[Stored records]
───

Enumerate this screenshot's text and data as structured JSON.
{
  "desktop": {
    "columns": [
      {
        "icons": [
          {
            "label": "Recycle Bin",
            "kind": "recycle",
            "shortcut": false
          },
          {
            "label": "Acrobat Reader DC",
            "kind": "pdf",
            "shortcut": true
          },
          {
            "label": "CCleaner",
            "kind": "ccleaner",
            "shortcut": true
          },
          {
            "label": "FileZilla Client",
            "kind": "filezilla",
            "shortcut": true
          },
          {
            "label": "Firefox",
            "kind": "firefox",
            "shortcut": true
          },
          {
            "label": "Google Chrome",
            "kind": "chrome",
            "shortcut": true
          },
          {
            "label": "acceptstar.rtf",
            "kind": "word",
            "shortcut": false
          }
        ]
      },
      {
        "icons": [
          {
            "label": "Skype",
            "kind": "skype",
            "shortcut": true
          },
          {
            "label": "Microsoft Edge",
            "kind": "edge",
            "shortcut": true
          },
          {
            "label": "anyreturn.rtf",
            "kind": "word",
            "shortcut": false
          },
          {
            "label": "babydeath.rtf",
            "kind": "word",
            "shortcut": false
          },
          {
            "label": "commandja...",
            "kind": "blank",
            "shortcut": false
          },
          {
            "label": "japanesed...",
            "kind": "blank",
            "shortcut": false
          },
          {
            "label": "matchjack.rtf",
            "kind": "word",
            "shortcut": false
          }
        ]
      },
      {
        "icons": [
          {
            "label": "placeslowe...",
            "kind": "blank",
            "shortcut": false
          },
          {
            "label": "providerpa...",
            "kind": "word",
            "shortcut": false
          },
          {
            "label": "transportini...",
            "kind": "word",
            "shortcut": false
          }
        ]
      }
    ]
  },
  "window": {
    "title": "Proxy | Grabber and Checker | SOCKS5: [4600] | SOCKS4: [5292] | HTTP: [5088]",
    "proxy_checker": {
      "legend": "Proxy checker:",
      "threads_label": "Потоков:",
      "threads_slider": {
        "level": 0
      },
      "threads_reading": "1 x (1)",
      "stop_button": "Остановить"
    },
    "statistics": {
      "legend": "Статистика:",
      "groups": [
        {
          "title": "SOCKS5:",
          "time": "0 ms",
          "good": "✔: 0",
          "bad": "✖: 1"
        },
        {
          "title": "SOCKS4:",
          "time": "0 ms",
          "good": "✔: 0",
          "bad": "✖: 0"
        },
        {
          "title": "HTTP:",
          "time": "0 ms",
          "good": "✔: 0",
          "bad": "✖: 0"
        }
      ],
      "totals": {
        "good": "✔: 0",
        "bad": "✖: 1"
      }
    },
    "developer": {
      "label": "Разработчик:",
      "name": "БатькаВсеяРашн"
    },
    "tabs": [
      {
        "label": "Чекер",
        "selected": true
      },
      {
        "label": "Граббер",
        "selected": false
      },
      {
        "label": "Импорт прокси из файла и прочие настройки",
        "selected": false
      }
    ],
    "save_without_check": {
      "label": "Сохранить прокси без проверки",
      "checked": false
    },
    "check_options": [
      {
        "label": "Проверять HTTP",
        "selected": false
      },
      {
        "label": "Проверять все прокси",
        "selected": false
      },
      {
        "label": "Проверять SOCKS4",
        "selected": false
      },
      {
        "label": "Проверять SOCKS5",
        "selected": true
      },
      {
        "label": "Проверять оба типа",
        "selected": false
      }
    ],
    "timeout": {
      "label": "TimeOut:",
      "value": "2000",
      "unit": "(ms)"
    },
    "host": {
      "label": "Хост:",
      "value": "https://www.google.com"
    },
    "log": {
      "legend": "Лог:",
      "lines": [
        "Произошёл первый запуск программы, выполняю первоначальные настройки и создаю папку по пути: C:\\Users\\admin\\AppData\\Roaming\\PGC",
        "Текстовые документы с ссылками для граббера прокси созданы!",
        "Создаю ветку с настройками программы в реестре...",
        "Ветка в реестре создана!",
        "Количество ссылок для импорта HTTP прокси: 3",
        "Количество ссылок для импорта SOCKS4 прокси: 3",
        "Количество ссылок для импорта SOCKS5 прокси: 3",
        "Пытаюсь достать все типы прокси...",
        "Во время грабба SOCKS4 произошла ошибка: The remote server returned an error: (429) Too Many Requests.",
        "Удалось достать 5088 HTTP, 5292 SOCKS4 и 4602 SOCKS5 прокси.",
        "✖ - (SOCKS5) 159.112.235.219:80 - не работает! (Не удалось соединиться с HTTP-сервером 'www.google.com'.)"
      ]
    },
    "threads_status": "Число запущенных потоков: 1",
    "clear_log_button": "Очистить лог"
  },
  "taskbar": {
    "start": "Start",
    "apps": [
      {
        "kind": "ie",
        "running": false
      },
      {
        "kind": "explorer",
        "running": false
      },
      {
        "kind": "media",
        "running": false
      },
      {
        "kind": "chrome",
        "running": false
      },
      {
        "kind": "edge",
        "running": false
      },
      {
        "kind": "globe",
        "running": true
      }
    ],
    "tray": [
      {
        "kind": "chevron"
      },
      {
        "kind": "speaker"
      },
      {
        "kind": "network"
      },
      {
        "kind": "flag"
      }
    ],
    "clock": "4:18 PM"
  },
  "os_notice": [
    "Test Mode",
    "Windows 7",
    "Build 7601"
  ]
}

───

### YOUR INSTRUCTIONS
Look over the records above and copy each line that includes the string "импорта".

### WRITTEN REPLY
        "Количество ссылок для импорта HTTP прокси: 3",
        "Количество ссылок для импорта SOCKS4 прокси: 3",
        "Количество ссылок для импорта SOCKS5 прокси: 3",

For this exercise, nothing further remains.